### Your instructions
In the data below, copy verbatim every line from the one containing "I need the location" through the one containing "leaf-br-add-record: 新增借阅记录 bbox=[1195, 436, 1253, 736]", both included.

### Recorded information

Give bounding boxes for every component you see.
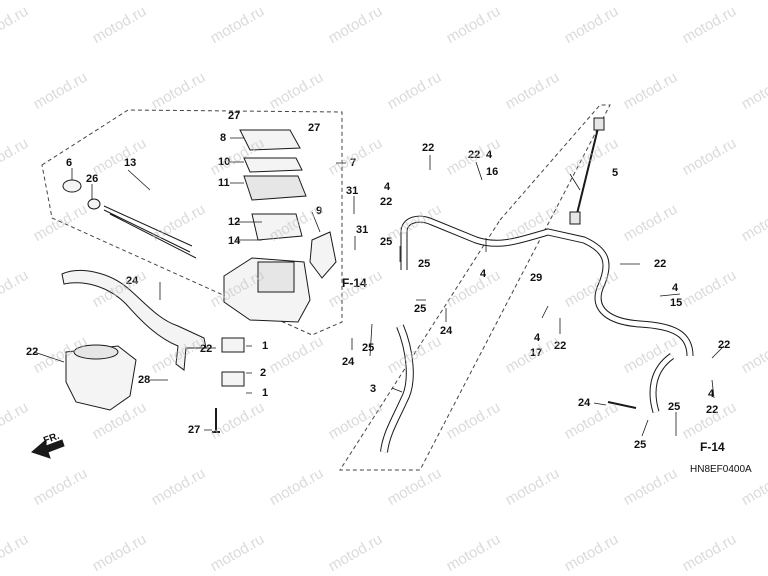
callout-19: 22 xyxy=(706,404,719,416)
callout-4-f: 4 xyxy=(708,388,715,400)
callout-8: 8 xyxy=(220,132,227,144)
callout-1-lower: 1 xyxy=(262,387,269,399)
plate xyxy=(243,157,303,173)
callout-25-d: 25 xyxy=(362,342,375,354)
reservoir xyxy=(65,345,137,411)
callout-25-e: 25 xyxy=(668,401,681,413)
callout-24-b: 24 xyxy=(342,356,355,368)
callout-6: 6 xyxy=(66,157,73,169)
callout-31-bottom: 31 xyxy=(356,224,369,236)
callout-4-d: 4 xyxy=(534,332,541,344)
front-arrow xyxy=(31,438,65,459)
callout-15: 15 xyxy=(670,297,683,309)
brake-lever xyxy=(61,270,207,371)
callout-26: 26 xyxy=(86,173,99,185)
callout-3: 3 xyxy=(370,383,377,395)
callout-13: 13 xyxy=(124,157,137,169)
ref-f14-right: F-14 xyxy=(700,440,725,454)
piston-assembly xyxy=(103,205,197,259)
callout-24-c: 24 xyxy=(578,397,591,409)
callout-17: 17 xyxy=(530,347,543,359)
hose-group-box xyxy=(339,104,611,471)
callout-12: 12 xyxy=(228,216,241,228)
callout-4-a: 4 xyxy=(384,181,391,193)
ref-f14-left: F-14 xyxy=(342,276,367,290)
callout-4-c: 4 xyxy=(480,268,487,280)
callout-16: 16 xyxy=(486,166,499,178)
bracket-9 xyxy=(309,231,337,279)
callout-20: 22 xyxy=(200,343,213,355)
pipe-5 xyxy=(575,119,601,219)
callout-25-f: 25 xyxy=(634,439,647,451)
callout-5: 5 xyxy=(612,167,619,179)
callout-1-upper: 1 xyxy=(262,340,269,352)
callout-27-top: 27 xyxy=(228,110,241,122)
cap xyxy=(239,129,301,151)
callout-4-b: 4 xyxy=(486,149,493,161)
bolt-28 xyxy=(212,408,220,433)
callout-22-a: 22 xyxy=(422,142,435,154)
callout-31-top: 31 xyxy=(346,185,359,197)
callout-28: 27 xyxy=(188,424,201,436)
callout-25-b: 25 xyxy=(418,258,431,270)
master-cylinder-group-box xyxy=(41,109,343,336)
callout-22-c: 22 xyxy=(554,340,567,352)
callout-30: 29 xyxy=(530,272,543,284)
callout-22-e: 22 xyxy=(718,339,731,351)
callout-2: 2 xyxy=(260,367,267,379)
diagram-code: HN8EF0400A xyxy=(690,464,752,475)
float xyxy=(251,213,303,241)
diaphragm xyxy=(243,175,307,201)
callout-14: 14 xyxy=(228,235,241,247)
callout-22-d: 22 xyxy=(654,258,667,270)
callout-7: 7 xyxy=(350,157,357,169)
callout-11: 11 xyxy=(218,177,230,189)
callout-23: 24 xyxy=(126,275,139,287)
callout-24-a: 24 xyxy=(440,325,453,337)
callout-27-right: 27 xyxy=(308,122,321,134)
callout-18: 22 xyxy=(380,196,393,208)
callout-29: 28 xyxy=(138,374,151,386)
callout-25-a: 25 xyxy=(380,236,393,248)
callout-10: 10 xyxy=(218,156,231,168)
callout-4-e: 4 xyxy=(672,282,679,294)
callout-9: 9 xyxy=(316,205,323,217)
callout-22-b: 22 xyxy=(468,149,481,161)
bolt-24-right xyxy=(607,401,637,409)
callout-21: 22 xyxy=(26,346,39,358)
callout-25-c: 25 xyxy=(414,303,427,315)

...

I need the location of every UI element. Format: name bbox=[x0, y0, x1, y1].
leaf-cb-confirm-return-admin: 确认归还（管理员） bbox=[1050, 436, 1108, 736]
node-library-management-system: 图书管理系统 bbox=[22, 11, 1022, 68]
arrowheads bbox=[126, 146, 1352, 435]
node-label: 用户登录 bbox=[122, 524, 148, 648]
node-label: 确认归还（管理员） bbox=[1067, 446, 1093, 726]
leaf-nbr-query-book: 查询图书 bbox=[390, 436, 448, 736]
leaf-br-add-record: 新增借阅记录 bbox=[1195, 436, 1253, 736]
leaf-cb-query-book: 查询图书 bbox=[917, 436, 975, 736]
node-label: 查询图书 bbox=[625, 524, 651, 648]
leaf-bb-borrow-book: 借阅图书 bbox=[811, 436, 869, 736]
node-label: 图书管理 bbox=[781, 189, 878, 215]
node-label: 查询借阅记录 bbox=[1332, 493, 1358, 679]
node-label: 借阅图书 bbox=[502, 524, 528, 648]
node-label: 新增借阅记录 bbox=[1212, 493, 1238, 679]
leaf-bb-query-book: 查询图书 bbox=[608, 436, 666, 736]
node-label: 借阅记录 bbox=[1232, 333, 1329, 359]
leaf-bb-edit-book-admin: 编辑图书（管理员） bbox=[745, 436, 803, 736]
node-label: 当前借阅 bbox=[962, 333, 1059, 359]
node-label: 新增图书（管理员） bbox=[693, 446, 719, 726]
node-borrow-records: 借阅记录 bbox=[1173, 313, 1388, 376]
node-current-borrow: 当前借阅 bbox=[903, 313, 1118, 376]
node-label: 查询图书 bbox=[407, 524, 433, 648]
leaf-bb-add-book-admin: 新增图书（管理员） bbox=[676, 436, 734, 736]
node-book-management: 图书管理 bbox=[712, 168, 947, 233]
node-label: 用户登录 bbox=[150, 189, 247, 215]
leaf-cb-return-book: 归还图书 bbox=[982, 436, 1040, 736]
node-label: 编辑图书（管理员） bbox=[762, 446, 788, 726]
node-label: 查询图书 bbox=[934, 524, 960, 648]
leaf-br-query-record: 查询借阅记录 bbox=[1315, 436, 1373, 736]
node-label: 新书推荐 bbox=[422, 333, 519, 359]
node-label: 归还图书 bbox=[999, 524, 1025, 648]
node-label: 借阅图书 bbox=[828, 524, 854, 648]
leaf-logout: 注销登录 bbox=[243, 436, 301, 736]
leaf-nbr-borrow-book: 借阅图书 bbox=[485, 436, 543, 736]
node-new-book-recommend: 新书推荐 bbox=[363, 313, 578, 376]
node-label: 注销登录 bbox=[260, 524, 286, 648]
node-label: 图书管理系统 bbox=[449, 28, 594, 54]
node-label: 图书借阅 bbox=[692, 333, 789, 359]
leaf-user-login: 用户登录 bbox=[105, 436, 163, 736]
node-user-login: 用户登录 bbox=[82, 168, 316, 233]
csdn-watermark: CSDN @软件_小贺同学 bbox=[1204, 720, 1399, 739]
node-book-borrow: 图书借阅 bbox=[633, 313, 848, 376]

### Solution to the problem
I need the location of every UI element. Format: name bbox=[x0, y0, x1, y1].
leaf-cb-confirm-return-admin: 确认归还（管理员） bbox=[1050, 436, 1108, 736]
node-library-management-system: 图书管理系统 bbox=[22, 11, 1022, 68]
arrowheads bbox=[126, 146, 1352, 435]
node-label: 用户登录 bbox=[122, 524, 148, 648]
node-label: 确认归还（管理员） bbox=[1067, 446, 1093, 726]
leaf-nbr-query-book: 查询图书 bbox=[390, 436, 448, 736]
leaf-br-add-record: 新增借阅记录 bbox=[1195, 436, 1253, 736]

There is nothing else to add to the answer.